- Exercise
Write out the whole listing exactly as it stands.

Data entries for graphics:
begin

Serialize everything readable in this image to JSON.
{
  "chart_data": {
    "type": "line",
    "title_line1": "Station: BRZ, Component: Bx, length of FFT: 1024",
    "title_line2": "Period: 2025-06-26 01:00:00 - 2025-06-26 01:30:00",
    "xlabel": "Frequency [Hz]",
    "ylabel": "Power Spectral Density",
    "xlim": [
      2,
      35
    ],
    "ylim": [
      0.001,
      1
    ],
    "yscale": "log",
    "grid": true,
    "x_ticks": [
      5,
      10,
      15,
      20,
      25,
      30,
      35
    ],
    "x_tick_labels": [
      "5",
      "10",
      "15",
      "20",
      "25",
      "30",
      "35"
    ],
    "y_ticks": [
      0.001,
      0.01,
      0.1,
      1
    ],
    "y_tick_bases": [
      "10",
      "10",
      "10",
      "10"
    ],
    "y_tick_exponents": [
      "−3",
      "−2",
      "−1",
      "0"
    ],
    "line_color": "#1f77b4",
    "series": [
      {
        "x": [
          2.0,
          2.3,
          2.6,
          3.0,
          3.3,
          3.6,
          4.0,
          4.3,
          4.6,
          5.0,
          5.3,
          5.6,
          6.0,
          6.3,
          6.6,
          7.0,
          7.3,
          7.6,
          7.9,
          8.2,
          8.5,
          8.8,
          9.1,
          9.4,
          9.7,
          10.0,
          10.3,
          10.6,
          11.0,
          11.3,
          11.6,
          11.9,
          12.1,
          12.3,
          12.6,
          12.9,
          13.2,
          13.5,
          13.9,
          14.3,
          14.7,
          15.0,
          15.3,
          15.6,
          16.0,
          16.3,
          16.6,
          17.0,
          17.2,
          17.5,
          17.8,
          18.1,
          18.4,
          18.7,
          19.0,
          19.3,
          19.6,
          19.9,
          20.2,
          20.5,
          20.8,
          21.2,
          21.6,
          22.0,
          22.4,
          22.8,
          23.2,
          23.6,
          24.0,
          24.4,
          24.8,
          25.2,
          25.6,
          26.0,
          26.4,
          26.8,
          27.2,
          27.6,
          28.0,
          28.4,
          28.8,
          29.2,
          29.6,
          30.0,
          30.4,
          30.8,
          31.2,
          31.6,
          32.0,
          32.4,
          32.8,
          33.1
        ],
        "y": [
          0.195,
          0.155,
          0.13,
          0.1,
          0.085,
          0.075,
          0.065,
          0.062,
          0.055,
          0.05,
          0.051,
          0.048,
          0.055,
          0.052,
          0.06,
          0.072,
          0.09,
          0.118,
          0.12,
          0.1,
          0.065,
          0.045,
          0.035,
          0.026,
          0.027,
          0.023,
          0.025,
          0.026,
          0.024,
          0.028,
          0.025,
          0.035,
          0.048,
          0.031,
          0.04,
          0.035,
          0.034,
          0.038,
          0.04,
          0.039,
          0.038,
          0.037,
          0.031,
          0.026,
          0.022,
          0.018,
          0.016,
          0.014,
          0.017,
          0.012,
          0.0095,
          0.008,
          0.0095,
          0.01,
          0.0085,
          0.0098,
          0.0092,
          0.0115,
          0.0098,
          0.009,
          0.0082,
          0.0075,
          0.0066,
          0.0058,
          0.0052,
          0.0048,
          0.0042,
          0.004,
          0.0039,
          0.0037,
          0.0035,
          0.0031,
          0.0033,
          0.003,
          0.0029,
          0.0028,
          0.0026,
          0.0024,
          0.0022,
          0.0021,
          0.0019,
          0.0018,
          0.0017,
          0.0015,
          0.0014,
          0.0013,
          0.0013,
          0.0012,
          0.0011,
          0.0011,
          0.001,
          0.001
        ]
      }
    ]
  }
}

end

- Solution to this exercise
Serialize everything readable in this image to JSON.
{
  "chart_data": {
    "type": "line",
    "title_line1": "Station: BRZ, Component: Bx, length of FFT: 1024",
    "title_line2": "Period: 2025-06-26 01:00:00 - 2025-06-26 01:30:00",
    "xlabel": "Frequency [Hz]",
    "ylabel": "Power Spectral Density",
    "xlim": [
      2,
      35
    ],
    "ylim": [
      0.001,
      1
    ],
    "yscale": "log",
    "grid": true,
    "x_ticks": [
      5,
      10,
      15,
      20,
      25,
      30,
      35
    ],
    "x_tick_labels": [
      "5",
      "10",
      "15",
      "20",
      "25",
      "30",
      "35"
    ],
    "y_ticks": [
      0.001,
      0.01,
      0.1,
      1
    ],
    "y_tick_bases": [
      "10",
      "10",
      "10",
      "10"
    ],
    "y_tick_exponents": [
      "−3",
      "−2",
      "−1",
      "0"
    ],
    "line_color": "#1f77b4",
    "series": [
      {
        "x": [
          2.0,
          2.3,
          2.6,
          3.0,
          3.3,
          3.6,
          4.0,
          4.3,
          4.6,
          5.0,
          5.3,
          5.6,
          6.0,
          6.3,
          6.6,
          7.0,
          7.3,
          7.6,
          7.9,
          8.2,
          8.5,
          8.8,
          9.1,
          9.4,
          9.7,
          10.0,
          10.3,
          10.6,
          11.0,
          11.3,
          11.6,
          11.9,
          12.1,
          12.3,
          12.6,
          12.9,
          13.2,
          13.5,
          13.9,
          14.3,
          14.7,
          15.0,
          15.3,
          15.6,
          16.0,
          16.3,
          16.6,
          17.0,
          17.2,
          17.5,
          17.8,
          18.1,
          18.4,
          18.7,
          19.0,
          19.3,
          19.6,
          19.9,
          20.2,
          20.5,
          20.8,
          21.2,
          21.6,
          22.0,
          22.4,
          22.8,
          23.2,
          23.6,
          24.0,
          24.4,
          24.8,
          25.2,
          25.6,
          26.0,
          26.4,
          26.8,
          27.2,
          27.6,
          28.0,
          28.4,
          28.8,
          29.2,
          29.6,
          30.0,
          30.4,
          30.8,
          31.2,
          31.6,
          32.0,
          32.4,
          32.8,
          33.1
        ],
        "y": [
          0.195,
          0.155,
          0.13,
          0.1,
          0.085,
          0.075,
          0.065,
          0.062,
          0.055,
          0.05,
          0.051,
          0.048,
          0.055,
          0.052,
          0.06,
          0.072,
          0.09,
          0.118,
          0.12,
          0.1,
          0.065,
          0.045,
          0.035,
          0.026,
          0.027,
          0.023,
          0.025,
          0.026,
          0.024,
          0.028,
          0.025,
          0.035,
          0.048,
          0.031,
          0.04,
          0.035,
          0.034,
          0.038,
          0.04,
          0.039,
          0.038,
          0.037,
          0.031,
          0.026,
          0.022,
          0.018,
          0.016,
          0.014,
          0.017,
          0.012,
          0.0095,
          0.008,
          0.0095,
          0.01,
          0.0085,
          0.0098,
          0.0092,
          0.0115,
          0.0098,
          0.009,
          0.0082,
          0.0075,
          0.0066,
          0.0058,
          0.0052,
          0.0048,
          0.0042,
          0.004,
          0.0039,
          0.0037,
          0.0035,
          0.0031,
          0.0033,
          0.003,
          0.0029,
          0.0028,
          0.0026,
          0.0024,
          0.0022,
          0.0021,
          0.0019,
          0.0018,
          0.0017,
          0.0015,
          0.0014,
          0.0013,
          0.0013,
          0.0012,
          0.0011,
          0.0011,
          0.001,
          0.001
        ]
      }
    ]
  }
}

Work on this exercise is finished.